— Start —

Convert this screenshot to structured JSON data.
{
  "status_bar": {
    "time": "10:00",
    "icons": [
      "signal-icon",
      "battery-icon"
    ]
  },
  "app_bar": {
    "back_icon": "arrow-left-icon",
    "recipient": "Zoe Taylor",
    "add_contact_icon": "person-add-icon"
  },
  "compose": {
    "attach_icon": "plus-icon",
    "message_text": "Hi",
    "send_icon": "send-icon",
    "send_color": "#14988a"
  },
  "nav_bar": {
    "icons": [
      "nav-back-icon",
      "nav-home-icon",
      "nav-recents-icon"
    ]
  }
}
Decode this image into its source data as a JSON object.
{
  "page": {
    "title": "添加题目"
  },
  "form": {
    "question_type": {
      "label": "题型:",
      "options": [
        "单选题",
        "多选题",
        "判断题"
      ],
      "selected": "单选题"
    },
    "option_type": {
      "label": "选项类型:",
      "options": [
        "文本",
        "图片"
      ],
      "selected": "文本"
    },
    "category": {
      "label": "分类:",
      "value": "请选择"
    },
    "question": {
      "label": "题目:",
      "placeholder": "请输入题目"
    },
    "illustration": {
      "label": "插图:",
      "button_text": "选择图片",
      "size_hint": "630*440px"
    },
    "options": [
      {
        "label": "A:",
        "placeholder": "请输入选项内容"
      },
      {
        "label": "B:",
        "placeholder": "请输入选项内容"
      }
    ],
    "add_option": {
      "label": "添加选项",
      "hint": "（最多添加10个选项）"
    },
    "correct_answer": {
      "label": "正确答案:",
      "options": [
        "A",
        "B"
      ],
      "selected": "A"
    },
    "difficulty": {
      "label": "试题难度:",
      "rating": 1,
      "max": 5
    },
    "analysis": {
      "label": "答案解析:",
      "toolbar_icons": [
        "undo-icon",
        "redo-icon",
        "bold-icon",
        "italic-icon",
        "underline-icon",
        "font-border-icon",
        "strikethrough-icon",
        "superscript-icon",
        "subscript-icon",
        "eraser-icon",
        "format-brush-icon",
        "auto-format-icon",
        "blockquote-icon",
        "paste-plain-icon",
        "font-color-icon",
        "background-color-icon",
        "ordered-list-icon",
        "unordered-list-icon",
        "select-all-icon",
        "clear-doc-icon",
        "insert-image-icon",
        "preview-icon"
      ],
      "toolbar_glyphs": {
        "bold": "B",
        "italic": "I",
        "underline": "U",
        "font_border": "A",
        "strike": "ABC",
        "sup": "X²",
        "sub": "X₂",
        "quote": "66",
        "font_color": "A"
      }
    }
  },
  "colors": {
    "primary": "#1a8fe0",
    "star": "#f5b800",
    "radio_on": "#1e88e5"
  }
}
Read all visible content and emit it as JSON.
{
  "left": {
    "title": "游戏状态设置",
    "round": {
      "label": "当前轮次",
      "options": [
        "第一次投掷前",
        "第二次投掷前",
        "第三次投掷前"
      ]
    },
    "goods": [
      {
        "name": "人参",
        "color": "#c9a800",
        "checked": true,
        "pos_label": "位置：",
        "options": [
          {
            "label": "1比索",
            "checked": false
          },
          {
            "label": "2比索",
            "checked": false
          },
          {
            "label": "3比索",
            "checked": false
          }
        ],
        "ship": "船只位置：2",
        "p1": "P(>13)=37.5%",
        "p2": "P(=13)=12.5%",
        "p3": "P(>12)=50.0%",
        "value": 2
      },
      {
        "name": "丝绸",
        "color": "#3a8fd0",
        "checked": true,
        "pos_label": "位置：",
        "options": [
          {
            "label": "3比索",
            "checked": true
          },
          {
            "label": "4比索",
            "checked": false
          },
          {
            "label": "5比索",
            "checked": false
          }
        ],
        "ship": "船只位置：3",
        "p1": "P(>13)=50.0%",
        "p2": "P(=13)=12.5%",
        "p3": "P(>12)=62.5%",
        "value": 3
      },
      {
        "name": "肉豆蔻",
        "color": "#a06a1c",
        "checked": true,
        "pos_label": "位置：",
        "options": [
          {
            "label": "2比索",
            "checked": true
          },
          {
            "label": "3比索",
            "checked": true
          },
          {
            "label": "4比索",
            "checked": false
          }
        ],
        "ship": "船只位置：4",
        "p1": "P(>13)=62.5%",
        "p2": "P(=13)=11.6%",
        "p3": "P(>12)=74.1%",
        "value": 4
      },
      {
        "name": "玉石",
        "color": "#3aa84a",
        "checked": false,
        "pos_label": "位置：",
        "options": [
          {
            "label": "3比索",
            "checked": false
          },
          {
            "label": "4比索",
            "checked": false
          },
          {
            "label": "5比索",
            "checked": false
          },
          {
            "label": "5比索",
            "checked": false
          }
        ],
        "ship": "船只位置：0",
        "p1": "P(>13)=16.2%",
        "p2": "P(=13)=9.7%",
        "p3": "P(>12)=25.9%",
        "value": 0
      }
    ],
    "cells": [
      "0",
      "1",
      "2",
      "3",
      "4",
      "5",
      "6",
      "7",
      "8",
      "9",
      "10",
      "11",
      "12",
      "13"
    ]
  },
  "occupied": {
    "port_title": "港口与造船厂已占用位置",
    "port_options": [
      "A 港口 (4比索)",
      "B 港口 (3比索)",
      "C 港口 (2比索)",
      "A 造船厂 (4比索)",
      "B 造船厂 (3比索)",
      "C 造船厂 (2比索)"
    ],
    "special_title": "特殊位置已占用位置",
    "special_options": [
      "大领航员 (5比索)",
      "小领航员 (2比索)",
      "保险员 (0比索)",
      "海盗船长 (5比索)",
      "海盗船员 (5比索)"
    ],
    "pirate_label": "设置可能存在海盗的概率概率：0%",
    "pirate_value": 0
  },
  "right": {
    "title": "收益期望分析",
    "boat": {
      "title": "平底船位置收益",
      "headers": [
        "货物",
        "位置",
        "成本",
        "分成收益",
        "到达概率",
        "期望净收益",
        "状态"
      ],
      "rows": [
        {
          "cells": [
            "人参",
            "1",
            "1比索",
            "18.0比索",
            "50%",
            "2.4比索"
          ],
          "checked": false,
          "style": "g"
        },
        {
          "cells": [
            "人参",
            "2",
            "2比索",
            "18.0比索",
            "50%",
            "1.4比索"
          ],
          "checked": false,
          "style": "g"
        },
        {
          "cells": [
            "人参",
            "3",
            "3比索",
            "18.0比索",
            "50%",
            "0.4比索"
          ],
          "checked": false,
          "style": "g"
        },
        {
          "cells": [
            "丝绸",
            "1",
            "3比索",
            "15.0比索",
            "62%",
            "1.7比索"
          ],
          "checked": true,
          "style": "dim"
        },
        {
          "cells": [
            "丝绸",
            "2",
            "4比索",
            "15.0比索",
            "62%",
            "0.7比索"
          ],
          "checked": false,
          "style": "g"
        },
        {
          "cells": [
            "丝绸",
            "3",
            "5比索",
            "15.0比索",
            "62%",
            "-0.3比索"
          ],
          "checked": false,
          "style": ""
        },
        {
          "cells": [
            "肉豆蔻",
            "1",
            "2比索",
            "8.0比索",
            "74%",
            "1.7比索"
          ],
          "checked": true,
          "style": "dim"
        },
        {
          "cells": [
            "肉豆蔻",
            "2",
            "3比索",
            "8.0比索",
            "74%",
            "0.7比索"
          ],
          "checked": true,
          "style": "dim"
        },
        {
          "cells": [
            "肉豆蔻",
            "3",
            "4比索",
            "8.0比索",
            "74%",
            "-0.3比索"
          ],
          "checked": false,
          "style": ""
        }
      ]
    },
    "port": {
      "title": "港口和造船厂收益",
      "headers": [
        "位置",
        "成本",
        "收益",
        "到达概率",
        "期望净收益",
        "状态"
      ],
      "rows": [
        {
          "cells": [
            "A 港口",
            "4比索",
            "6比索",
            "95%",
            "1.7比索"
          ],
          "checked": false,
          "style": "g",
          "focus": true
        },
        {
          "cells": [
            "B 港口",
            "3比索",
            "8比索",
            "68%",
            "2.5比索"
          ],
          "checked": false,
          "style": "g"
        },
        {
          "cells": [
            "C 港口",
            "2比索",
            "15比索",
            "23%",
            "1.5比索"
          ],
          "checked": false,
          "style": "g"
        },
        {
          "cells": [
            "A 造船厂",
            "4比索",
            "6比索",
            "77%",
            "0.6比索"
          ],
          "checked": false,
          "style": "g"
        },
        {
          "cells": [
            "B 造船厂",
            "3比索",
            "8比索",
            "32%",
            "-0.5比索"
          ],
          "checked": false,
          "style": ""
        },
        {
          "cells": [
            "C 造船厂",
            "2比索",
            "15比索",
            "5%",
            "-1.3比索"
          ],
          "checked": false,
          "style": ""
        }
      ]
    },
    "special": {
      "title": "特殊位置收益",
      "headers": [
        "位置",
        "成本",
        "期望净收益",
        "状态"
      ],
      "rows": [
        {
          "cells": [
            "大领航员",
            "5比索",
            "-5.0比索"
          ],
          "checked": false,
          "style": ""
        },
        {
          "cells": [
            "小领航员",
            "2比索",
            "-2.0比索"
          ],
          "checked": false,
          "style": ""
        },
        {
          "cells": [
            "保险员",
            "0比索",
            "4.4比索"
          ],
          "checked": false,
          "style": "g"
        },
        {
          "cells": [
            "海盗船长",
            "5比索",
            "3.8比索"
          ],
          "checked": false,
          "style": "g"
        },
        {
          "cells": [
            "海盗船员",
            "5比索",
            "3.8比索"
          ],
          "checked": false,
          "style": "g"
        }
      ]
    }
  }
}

— End —

Short exercise — Sift the material for lines with the string "船只位置". Copy each one found.

Solution for this exercise —
        "ship": "船只位置：2",
        "ship": "船只位置：3",
        "ship": "船只位置：4",
        "ship": "船只位置：0",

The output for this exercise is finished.